SET EXERCISE >>
In full and without alteration, give the listing again.

RECORDS FOR PROCESSING >>
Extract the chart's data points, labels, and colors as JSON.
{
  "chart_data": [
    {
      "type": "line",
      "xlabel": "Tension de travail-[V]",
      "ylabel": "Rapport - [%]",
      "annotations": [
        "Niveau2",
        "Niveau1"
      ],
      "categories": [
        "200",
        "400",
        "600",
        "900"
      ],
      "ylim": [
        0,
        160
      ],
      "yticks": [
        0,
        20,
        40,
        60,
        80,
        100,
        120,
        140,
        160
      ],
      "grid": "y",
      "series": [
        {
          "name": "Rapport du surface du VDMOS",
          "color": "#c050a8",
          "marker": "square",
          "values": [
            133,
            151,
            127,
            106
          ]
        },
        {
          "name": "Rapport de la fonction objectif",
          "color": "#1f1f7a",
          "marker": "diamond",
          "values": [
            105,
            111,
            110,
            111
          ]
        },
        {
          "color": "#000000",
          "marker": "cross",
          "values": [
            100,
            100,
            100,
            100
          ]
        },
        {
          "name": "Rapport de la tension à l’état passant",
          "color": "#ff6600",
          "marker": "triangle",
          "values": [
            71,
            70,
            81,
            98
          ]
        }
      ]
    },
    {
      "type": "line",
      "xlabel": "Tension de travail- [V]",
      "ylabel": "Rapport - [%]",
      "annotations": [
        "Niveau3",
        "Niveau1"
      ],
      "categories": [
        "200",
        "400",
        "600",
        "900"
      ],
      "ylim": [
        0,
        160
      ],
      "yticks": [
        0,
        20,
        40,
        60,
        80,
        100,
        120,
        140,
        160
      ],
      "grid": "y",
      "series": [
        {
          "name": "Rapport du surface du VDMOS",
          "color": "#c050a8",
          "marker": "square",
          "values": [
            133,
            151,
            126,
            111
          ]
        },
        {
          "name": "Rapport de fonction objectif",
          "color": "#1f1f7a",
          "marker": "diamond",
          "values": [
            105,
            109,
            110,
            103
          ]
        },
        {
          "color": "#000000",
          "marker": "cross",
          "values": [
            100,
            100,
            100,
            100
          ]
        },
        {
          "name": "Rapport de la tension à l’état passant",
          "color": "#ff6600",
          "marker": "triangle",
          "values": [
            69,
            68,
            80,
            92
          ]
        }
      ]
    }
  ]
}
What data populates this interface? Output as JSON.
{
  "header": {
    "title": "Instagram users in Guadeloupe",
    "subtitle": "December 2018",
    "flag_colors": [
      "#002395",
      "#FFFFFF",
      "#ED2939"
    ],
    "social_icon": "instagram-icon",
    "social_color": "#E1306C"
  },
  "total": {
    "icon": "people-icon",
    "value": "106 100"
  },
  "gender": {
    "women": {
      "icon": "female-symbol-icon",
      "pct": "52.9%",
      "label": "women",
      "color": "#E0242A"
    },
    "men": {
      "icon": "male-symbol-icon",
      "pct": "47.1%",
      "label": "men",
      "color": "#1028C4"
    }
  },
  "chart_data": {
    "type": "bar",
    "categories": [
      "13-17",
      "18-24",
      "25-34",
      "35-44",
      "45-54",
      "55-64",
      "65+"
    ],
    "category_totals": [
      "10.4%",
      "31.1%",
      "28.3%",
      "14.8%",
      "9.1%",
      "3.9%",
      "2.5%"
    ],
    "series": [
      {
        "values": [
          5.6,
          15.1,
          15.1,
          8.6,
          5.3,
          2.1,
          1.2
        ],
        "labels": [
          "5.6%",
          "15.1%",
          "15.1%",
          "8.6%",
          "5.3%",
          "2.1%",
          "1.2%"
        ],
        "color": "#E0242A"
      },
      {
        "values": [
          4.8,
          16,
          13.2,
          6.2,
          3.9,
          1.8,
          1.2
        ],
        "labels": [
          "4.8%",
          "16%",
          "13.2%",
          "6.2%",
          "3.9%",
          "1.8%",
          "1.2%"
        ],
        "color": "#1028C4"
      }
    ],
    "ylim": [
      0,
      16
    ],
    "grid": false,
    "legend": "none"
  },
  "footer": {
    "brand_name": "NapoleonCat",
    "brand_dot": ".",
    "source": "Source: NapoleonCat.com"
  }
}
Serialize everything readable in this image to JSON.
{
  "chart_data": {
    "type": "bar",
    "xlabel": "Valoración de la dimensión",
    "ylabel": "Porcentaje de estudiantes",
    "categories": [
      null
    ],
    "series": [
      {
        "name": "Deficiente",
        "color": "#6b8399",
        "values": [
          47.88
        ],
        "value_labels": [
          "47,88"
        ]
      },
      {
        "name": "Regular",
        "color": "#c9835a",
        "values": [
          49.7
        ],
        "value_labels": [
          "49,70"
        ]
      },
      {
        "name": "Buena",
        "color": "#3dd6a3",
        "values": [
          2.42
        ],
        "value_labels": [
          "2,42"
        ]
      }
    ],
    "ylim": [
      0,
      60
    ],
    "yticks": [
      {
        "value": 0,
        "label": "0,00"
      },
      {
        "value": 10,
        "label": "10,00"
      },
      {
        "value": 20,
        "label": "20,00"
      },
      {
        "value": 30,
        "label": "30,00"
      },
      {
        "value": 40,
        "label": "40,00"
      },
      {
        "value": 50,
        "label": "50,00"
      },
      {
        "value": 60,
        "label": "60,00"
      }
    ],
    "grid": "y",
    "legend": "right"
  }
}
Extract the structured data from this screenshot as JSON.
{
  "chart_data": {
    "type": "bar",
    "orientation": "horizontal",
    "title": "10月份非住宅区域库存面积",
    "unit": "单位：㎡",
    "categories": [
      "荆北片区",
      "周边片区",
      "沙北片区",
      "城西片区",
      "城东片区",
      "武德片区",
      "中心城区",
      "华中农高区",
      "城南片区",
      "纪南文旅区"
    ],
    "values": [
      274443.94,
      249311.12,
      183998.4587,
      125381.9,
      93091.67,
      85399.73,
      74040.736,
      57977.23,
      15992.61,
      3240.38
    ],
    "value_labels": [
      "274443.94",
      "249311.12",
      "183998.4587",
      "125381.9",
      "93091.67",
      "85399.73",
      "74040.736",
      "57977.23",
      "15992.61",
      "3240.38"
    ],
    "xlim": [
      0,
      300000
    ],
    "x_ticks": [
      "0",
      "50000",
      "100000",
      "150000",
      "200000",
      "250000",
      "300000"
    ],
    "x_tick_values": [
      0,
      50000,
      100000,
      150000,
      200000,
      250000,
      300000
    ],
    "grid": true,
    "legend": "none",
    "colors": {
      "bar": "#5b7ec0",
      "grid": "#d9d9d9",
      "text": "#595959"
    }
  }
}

ANSWER TO THE EXERCISE >>
Extract the chart's data points, labels, and colors as JSON.
{
  "chart_data": [
    {
      "type": "line",
      "xlabel": "Tension de travail-[V]",
      "ylabel": "Rapport - [%]",
      "annotations": [
        "Niveau2",
        "Niveau1"
      ],
      "categories": [
        "200",
        "400",
        "600",
        "900"
      ],
      "ylim": [
        0,
        160
      ],
      "yticks": [
        0,
        20,
        40,
        60,
        80,
        100,
        120,
        140,
        160
      ],
      "grid": "y",
      "series": [
        {
          "name": "Rapport du surface du VDMOS",
          "color": "#c050a8",
          "marker": "square",
          "values": [
            133,
            151,
            127,
            106
          ]
        },
        {
          "name": "Rapport de la fonction objectif",
          "color": "#1f1f7a",
          "marker": "diamond",
          "values": [
            105,
            111,
            110,
            111
          ]
        },
        {
          "color": "#000000",
          "marker": "cross",
          "values": [
            100,
            100,
            100,
            100
          ]
        },
        {
          "name": "Rapport de la tension à l’état passant",
          "color": "#ff6600",
          "marker": "triangle",
          "values": [
            71,
            70,
            81,
            98
          ]
        }
      ]
    },
    {
      "type": "line",
      "xlabel": "Tension de travail- [V]",
      "ylabel": "Rapport - [%]",
      "annotations": [
        "Niveau3",
        "Niveau1"
      ],
      "categories": [
        "200",
        "400",
        "600",
        "900"
      ],
      "ylim": [
        0,
        160
      ],
      "yticks": [
        0,
        20,
        40,
        60,
        80,
        100,
        120,
        140,
        160
      ],
      "grid": "y",
      "series": [
        {
          "name": "Rapport du surface du VDMOS",
          "color": "#c050a8",
          "marker": "square",
          "values": [
            133,
            151,
            126,
            111
          ]
        },
        {
          "name": "Rapport de fonction objectif",
          "color": "#1f1f7a",
          "marker": "diamond",
          "values": [
            105,
            109,
            110,
            103
          ]
        },
        {
          "color": "#000000",
          "marker": "cross",
          "values": [
            100,
            100,
            100,
            100
          ]
        },
        {
          "name": "Rapport de la tension à l’état passant",
          "color": "#ff6600",
          "marker": "triangle",
          "values": [
            69,
            68,
            80,
            92
          ]
        }
      ]
    }
  ]
}
What data populates this interface? Output as JSON.
{
  "header": {
    "title": "Instagram users in Guadeloupe",
    "subtitle": "December 2018",
    "flag_colors": [
      "#002395",
      "#FFFFFF",
      "#ED2939"
    ],
    "social_icon": "instagram-icon",
    "social_color": "#E1306C"
  },
  "total": {
    "icon": "people-icon",
    "value": "106 100"
  },
  "gender": {
    "women": {
      "icon": "female-symbol-icon",
      "pct": "52.9%",
      "label": "women",
      "color": "#E0242A"
    },
    "men": {
      "icon": "male-symbol-icon",
      "pct": "47.1%",
      "label": "men",
      "color": "#1028C4"
    }
  },
  "chart_data": {
    "type": "bar",
    "categories": [
      "13-17",
      "18-24",
      "25-34",
      "35-44",
      "45-54",
      "55-64",
      "65+"
    ],
    "category_totals": [
      "10.4%",
      "31.1%",
      "28.3%",
      "14.8%",
      "9.1%",
      "3.9%",
      "2.5%"
    ],
    "series": [
      {
        "values": [
          5.6,
          15.1,
          15.1,
          8.6,
          5.3,
          2.1,
          1.2
        ],
        "labels": [
          "5.6%",
          "15.1%",
          "15.1%",
          "8.6%",
          "5.3%",
          "2.1%",
          "1.2%"
        ],
        "color": "#E0242A"
      },
      {
        "values": [
          4.8,
          16,
          13.2,
          6.2,
          3.9,
          1.8,
          1.2
        ],
        "labels": [
          "4.8%",
          "16%",
          "13.2%",
          "6.2%",
          "3.9%",
          "1.8%",
          "1.2%"
        ],
        "color": "#1028C4"
      }
    ],
    "ylim": [
      0,
      16
    ],
    "grid": false,
    "legend": "none"
  },
  "footer": {
    "brand_name": "NapoleonCat",
    "brand_dot": ".",
    "source": "Source: NapoleonCat.com"
  }
}
Serialize everything readable in this image to JSON.
{
  "chart_data": {
    "type": "bar",
    "xlabel": "Valoración de la dimensión",
    "ylabel": "Porcentaje de estudiantes",
    "categories": [
      null
    ],
    "series": [
      {
        "name": "Deficiente",
        "color": "#6b8399",
        "values": [
          47.88
        ],
        "value_labels": [
          "47,88"
        ]
      },
      {
        "name": "Regular",
        "color": "#c9835a",
        "values": [
          49.7
        ],
        "value_labels": [
          "49,70"
        ]
      },
      {
        "name": "Buena",
        "color": "#3dd6a3",
        "values": [
          2.42
        ],
        "value_labels": [
          "2,42"
        ]
      }
    ],
    "ylim": [
      0,
      60
    ],
    "yticks": [
      {
        "value": 0,
        "label": "0,00"
      },
      {
        "value": 10,
        "label": "10,00"
      },
      {
        "value": 20,
        "label": "20,00"
      },
      {
        "value": 30,
        "label": "30,00"
      },
      {
        "value": 40,
        "label": "40,00"
      },
      {
        "value": 50,
        "label": "50,00"
      },
      {
        "value": 60,
        "label": "60,00"
      }
    ],
    "grid": "y",
    "legend": "right"
  }
}
Extract the structured data from this screenshot as JSON.
{
  "chart_data": {
    "type": "bar",
    "orientation": "horizontal",
    "title": "10月份非住宅区域库存面积",
    "unit": "单位：㎡",
    "categories": [
      "荆北片区",
      "周边片区",
      "沙北片区",
      "城西片区",
      "城东片区",
      "武德片区",
      "中心城区",
      "华中农高区",
      "城南片区",
      "纪南文旅区"
    ],
    "values": [
      274443.94,
      249311.12,
      183998.4587,
      125381.9,
      93091.67,
      85399.73,
      74040.736,
      57977.23,
      15992.61,
      3240.38
    ],
    "value_labels": [
      "274443.94",
      "249311.12",
      "183998.4587",
      "125381.9",
      "93091.67",
      "85399.73",
      "74040.736",
      "57977.23",
      "15992.61",
      "3240.38"
    ],
    "xlim": [
      0,
      300000
    ],
    "x_ticks": [
      "0",
      "50000",
      "100000",
      "150000",
      "200000",
      "250000",
      "300000"
    ],
    "x_tick_values": [
      0,
      50000,
      100000,
      150000,
      200000,
      250000,
      300000
    ],
    "grid": true,
    "legend": "none",
    "colors": {
      "bar": "#5b7ec0",
      "grid": "#d9d9d9",
      "text": "#595959"
    }
  }
}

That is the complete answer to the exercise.